▶ **Items from a dataset**
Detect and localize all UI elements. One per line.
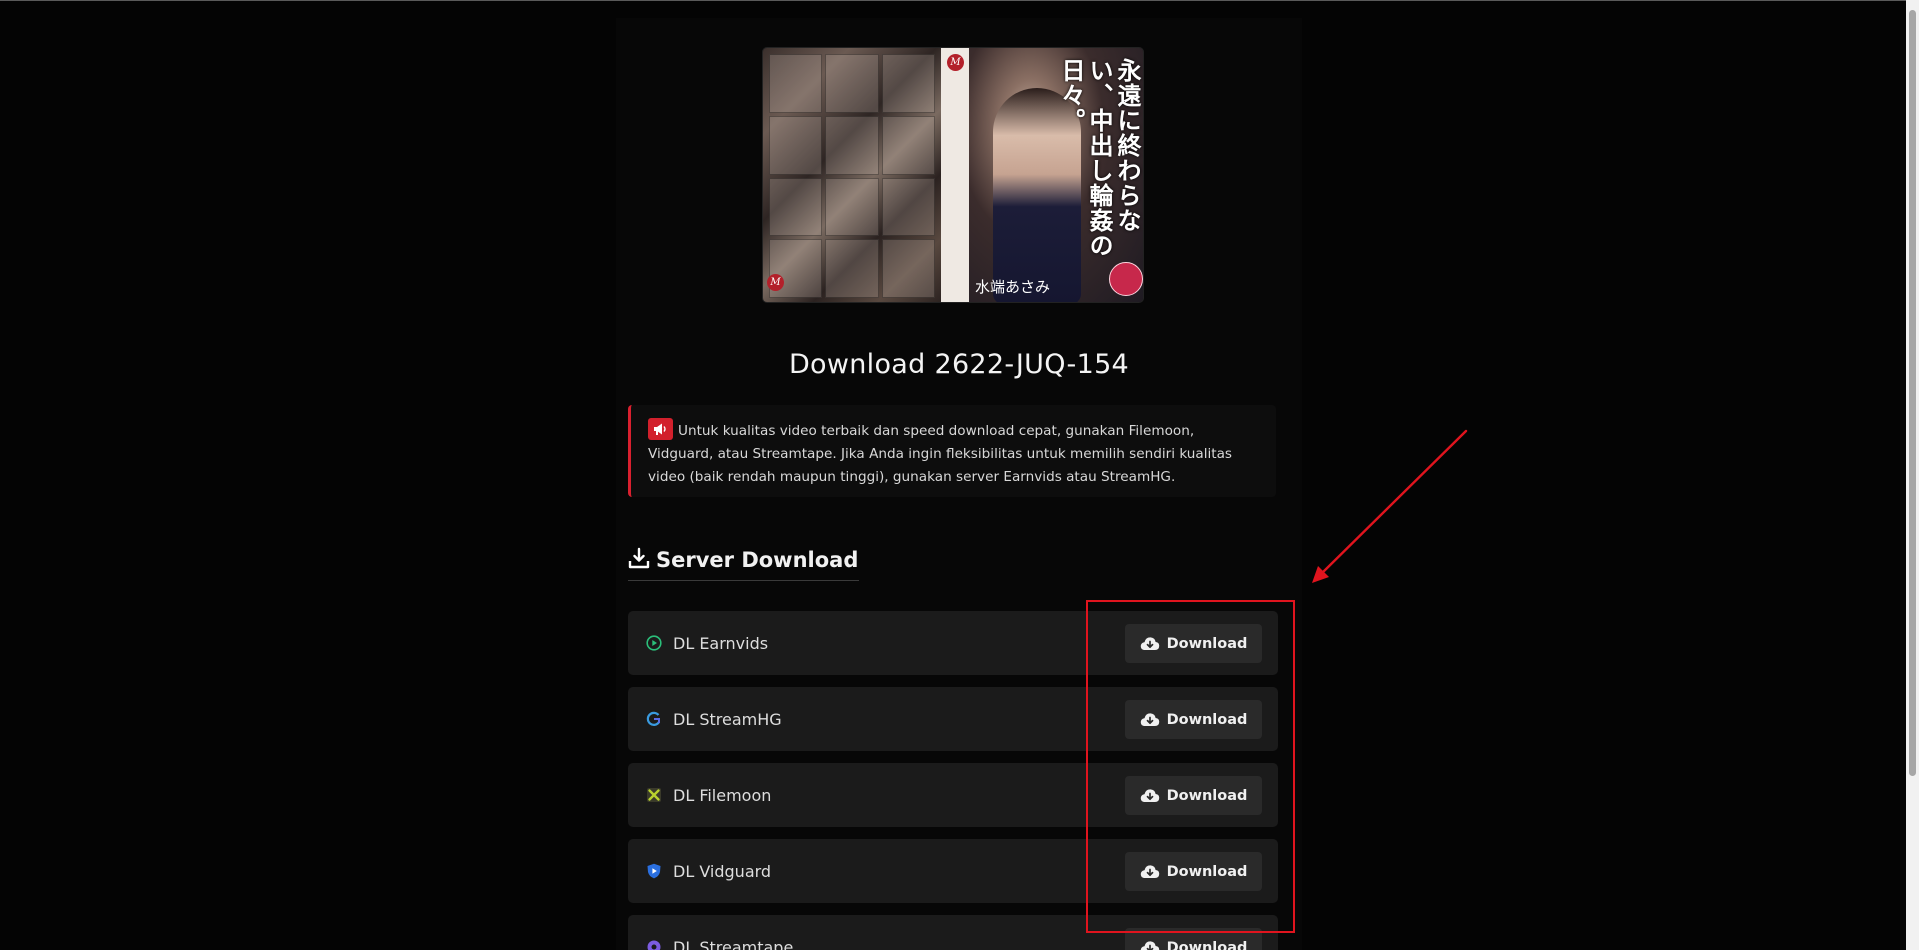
shield-play-icon [646,863,662,879]
server-name: DL Earnvids [673,633,769,653]
cover-actress-name: 水端あさみ [975,278,1051,296]
annotation-highlight-box [1086,600,1295,933]
notice-text: Untuk kualitas video terbaik dan speed d… [648,423,1233,485]
streamtape-logo-icon [646,939,662,950]
cloud-download-icon [1140,940,1159,950]
studio-logo-icon: M [947,54,964,71]
cover-spine [941,48,969,302]
play-circle-icon [646,635,662,651]
annotation-arrow [1312,429,1468,583]
window-top-border [0,0,1919,1]
server-name: DL StreamHG [673,709,782,729]
server-name: DL Filemoon [673,785,772,805]
scrollbar-thumb[interactable] [1909,10,1916,776]
section-title: Server Download [656,547,859,572]
notice-box: Untuk kualitas video terbaik dan speed d… [628,405,1276,497]
page-title: Download 2622-JUQ-154 [788,349,1130,380]
cover-title-text: 永遠に終わらない、中出し輪姦の日々。 [1057,58,1142,258]
studio-logo-icon: M [767,274,784,291]
filemoon-logo-icon [646,787,662,803]
download-icon [628,547,650,573]
cover-back-side [763,48,941,302]
megaphone-icon [648,418,673,440]
cover-badge [1109,262,1143,296]
cover-image: M M 永遠に終わらない、中出し輪姦の日々。 水端あさみ [762,47,1144,303]
streamhg-logo-icon [646,711,662,727]
server-name: DL Vidguard [673,861,772,881]
section-header-server-download: Server Download [628,545,860,581]
server-name: DL Streamtape [673,937,794,950]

▶ **Exercise**
Copy out the rows from the line with "shield-play-icon [646,863,662,879]" to the line with "streamtape-logo-icon [646,939,662,950]", both included, word for word.

▶ **Complete response**
shield-play-icon [646,863,662,879]
server-name: DL Earnvids [673,633,769,653]
cover-actress-name: 水端あさみ [975,278,1051,296]
annotation-highlight-box [1086,600,1295,933]
notice-text: Untuk kualitas video terbaik dan speed d… [648,423,1233,485]
streamtape-logo-icon [646,939,662,950]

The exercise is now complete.